§ **Problem description**
Repeat, without any change, the entries presented below.

§ **Given data**
..............................

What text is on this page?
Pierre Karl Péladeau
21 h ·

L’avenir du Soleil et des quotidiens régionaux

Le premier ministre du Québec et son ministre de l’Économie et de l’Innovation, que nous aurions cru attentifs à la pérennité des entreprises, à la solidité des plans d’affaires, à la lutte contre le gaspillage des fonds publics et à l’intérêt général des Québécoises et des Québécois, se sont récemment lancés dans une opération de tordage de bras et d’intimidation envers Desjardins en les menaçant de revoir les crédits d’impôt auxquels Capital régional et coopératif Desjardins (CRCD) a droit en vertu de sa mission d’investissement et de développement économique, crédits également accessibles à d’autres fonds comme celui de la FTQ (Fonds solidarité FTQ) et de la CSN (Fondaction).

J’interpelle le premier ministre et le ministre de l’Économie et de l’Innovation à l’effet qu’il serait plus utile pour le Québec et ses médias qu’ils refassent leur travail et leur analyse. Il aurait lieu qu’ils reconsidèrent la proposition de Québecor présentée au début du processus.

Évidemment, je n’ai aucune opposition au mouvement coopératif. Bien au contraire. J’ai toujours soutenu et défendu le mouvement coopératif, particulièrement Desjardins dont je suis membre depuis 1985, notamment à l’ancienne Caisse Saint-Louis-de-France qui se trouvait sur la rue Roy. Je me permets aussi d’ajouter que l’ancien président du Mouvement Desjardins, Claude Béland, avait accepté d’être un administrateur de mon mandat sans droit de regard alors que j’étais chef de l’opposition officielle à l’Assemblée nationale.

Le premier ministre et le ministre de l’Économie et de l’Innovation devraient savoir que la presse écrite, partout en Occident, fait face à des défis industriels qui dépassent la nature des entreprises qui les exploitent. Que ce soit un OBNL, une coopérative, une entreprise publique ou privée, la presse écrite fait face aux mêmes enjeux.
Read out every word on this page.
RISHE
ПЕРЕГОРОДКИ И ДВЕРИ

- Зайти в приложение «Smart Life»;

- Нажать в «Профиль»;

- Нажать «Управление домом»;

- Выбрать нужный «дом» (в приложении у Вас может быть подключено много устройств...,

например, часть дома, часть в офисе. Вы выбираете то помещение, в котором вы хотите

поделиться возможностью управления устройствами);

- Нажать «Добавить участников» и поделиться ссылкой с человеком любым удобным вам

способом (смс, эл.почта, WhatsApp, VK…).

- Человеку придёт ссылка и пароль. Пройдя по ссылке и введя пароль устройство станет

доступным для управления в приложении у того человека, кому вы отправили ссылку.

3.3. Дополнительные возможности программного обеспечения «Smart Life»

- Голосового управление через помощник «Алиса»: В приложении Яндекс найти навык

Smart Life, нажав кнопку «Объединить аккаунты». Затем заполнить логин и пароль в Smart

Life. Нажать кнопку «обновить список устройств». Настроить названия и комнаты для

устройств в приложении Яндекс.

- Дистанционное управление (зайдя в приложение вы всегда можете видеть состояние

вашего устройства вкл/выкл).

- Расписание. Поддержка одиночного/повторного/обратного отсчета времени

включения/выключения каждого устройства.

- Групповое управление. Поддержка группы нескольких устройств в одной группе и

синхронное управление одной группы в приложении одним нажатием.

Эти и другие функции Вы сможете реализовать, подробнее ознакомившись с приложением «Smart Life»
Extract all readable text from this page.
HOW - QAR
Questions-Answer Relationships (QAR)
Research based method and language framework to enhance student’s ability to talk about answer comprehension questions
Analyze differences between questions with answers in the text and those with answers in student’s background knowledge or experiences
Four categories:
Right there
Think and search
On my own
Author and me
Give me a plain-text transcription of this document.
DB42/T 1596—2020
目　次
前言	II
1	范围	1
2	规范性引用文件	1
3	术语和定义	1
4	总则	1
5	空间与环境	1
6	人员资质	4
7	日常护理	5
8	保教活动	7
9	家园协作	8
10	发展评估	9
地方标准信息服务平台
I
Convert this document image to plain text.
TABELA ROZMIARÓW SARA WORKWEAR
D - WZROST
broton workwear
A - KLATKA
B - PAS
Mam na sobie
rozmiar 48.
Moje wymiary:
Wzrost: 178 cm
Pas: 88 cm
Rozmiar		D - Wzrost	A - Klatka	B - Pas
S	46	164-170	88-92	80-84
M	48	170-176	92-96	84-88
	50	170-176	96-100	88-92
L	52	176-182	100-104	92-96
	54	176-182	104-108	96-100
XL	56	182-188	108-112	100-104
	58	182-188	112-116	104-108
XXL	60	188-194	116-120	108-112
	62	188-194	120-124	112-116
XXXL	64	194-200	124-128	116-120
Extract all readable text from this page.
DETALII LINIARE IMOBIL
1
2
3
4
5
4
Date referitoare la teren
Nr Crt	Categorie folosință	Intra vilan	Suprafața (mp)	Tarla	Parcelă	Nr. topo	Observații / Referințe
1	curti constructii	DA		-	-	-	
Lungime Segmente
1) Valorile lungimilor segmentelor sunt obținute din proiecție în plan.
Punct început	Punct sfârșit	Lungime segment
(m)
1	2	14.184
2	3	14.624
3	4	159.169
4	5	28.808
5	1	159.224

..............................

§ **Solution to this task**
What text is on this page?
Pierre Karl Péladeau
21 h ·

L’avenir du Soleil et des quotidiens régionaux

Le premier ministre du Québec et son ministre de l’Économie et de l’Innovation, que nous aurions cru attentifs à la pérennité des entreprises, à la solidité des plans d’affaires, à la lutte contre le gaspillage des fonds publics et à l’intérêt général des Québécoises et des Québécois, se sont récemment lancés dans une opération de tordage de bras et d’intimidation envers Desjardins en les menaçant de revoir les crédits d’impôt auxquels Capital régional et coopératif Desjardins (CRCD) a droit en vertu de sa mission d’investissement et de développement économique, crédits également accessibles à d’autres fonds comme celui de la FTQ (Fonds solidarité FTQ) et de la CSN (Fondaction).

J’interpelle le premier ministre et le ministre de l’Économie et de l’Innovation à l’effet qu’il serait plus utile pour le Québec et ses médias qu’ils refassent leur travail et leur analyse. Il aurait lieu qu’ils reconsidèrent la proposition de Québecor présentée au début du processus.

Évidemment, je n’ai aucune opposition au mouvement coopératif. Bien au contraire. J’ai toujours soutenu et défendu le mouvement coopératif, particulièrement Desjardins dont je suis membre depuis 1985, notamment à l’ancienne Caisse Saint-Louis-de-France qui se trouvait sur la rue Roy. Je me permets aussi d’ajouter que l’ancien président du Mouvement Desjardins, Claude Béland, avait accepté d’être un administrateur de mon mandat sans droit de regard alors que j’étais chef de l’opposition officielle à l’Assemblée nationale.

Le premier ministre et le ministre de l’Économie et de l’Innovation devraient savoir que la presse écrite, partout en Occident, fait face à des défis industriels qui dépassent la nature des entreprises qui les exploitent. Que ce soit un OBNL, une coopérative, une entreprise publique ou privée, la presse écrite fait face aux mêmes enjeux.
Read out every word on this page.
RISHE
ПЕРЕГОРОДКИ И ДВЕРИ

- Зайти в приложение «Smart Life»;

- Нажать в «Профиль»;

- Нажать «Управление домом»;

- Выбрать нужный «дом» (в приложении у Вас может быть подключено много устройств...,

например, часть дома, часть в офисе. Вы выбираете то помещение, в котором вы хотите

поделиться возможностью управления устройствами);

- Нажать «Добавить участников» и поделиться ссылкой с человеком любым удобным вам

способом (смс, эл.почта, WhatsApp, VK…).

- Человеку придёт ссылка и пароль. Пройдя по ссылке и введя пароль устройство станет

доступным для управления в приложении у того человека, кому вы отправили ссылку.

3.3. Дополнительные возможности программного обеспечения «Smart Life»

- Голосового управление через помощник «Алиса»: В приложении Яндекс найти навык

Smart Life, нажав кнопку «Объединить аккаунты». Затем заполнить логин и пароль в Smart

Life. Нажать кнопку «обновить список устройств». Настроить названия и комнаты для

устройств в приложении Яндекс.

- Дистанционное управление (зайдя в приложение вы всегда можете видеть состояние

вашего устройства вкл/выкл).

- Расписание. Поддержка одиночного/повторного/обратного отсчета времени

включения/выключения каждого устройства.

- Групповое управление. Поддержка группы нескольких устройств в одной группе и

синхронное управление одной группы в приложении одним нажатием.

Эти и другие функции Вы сможете реализовать, подробнее ознакомившись с приложением «Smart Life»
Extract all readable text from this page.
HOW - QAR
Questions-Answer Relationships (QAR)
Research based method and language framework to enhance student’s ability to talk about answer comprehension questions
Analyze differences between questions with answers in the text and those with answers in student’s background knowledge or experiences
Four categories:
Right there
Think and search
On my own
Author and me
Give me a plain-text transcription of this document.
DB42/T 1596—2020
目　次
前言	II
1	范围	1
2	规范性引用文件	1
3	术语和定义	1
4	总则	1
5	空间与环境	1
6	人员资质	4
7	日常护理	5
8	保教活动	7
9	家园协作	8
10	发展评估	9
地方标准信息服务平台
I
Convert this document image to plain text.
TABELA ROZMIARÓW SARA WORKWEAR
D - WZROST
broton workwear
A - KLATKA
B - PAS
Mam na sobie
rozmiar 48.
Moje wymiary:
Wzrost: 178 cm
Pas: 88 cm
Rozmiar		D - Wzrost	A - Klatka	B - Pas
S	46	164-170	88-92	80-84
M	48	170-176	92-96	84-88
	50	170-176	96-100	88-92
L	52	176-182	100-104	92-96
	54	176-182	104-108	96-100
XL	56	182-188	108-112	100-104
	58	182-188	112-116	104-108
XXL	60	188-194	116-120	108-112
	62	188-194	120-124	112-116
XXXL	64	194-200	124-128	116-120
Extract all readable text from this page.
DETALII LINIARE IMOBIL
1
2
3
4
5
4
Date referitoare la teren
Nr Crt	Categorie folosință	Intra vilan	Suprafața (mp)	Tarla	Parcelă	Nr. topo	Observații / Referințe
1	curti constructii	DA		-	-	-	
Lungime Segmente
1) Valorile lungimilor segmentelor sunt obținute din proiecție în plan.
Punct început	Punct sfârșit	Lungime segment
(m)
1	2	14.184
2	3	14.624
3	4	159.169
4	5	28.808
5	1	159.224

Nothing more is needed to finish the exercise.